§ **Provided entries**:

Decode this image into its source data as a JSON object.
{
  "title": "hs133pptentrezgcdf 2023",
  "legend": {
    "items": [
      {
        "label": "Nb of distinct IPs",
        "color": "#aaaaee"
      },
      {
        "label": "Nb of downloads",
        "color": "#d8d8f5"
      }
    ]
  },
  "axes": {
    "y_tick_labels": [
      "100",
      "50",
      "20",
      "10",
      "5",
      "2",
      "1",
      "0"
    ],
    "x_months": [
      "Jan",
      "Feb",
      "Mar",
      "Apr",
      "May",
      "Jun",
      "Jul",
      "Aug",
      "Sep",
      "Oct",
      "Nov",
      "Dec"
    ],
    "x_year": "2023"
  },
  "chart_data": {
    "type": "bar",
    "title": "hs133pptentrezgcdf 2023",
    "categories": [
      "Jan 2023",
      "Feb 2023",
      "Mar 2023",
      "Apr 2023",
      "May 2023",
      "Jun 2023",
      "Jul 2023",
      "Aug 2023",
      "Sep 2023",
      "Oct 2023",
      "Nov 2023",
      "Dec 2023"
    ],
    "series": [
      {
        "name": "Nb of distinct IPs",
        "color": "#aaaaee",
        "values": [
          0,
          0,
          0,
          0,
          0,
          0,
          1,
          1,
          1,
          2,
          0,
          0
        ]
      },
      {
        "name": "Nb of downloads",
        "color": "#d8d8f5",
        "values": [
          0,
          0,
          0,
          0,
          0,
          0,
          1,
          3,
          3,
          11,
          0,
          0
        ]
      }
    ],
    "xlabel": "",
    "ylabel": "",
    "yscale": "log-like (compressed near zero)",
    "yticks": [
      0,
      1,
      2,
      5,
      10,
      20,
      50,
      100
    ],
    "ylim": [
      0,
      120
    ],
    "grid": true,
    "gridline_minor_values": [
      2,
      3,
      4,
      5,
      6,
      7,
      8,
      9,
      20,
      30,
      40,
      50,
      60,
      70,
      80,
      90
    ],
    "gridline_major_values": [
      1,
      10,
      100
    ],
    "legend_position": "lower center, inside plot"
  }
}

§ **Task goal**: Write down all the entries again without a single difference.

§ **Exercise solution**:
Decode this image into its source data as a JSON object.
{
  "title": "hs133pptentrezgcdf 2023",
  "legend": {
    "items": [
      {
        "label": "Nb of distinct IPs",
        "color": "#aaaaee"
      },
      {
        "label": "Nb of downloads",
        "color": "#d8d8f5"
      }
    ]
  },
  "axes": {
    "y_tick_labels": [
      "100",
      "50",
      "20",
      "10",
      "5",
      "2",
      "1",
      "0"
    ],
    "x_months": [
      "Jan",
      "Feb",
      "Mar",
      "Apr",
      "May",
      "Jun",
      "Jul",
      "Aug",
      "Sep",
      "Oct",
      "Nov",
      "Dec"
    ],
    "x_year": "2023"
  },
  "chart_data": {
    "type": "bar",
    "title": "hs133pptentrezgcdf 2023",
    "categories": [
      "Jan 2023",
      "Feb 2023",
      "Mar 2023",
      "Apr 2023",
      "May 2023",
      "Jun 2023",
      "Jul 2023",
      "Aug 2023",
      "Sep 2023",
      "Oct 2023",
      "Nov 2023",
      "Dec 2023"
    ],
    "series": [
      {
        "name": "Nb of distinct IPs",
        "color": "#aaaaee",
        "values": [
          0,
          0,
          0,
          0,
          0,
          0,
          1,
          1,
          1,
          2,
          0,
          0
        ]
      },
      {
        "name": "Nb of downloads",
        "color": "#d8d8f5",
        "values": [
          0,
          0,
          0,
          0,
          0,
          0,
          1,
          3,
          3,
          11,
          0,
          0
        ]
      }
    ],
    "xlabel": "",
    "ylabel": "",
    "yscale": "log-like (compressed near zero)",
    "yticks": [
      0,
      1,
      2,
      5,
      10,
      20,
      50,
      100
    ],
    "ylim": [
      0,
      120
    ],
    "grid": true,
    "gridline_minor_values": [
      2,
      3,
      4,
      5,
      6,
      7,
      8,
      9,
      20,
      30,
      40,
      50,
      60,
      70,
      80,
      90
    ],
    "gridline_major_values": [
      1,
      10,
      100
    ],
    "legend_position": "lower center, inside plot"
  }
}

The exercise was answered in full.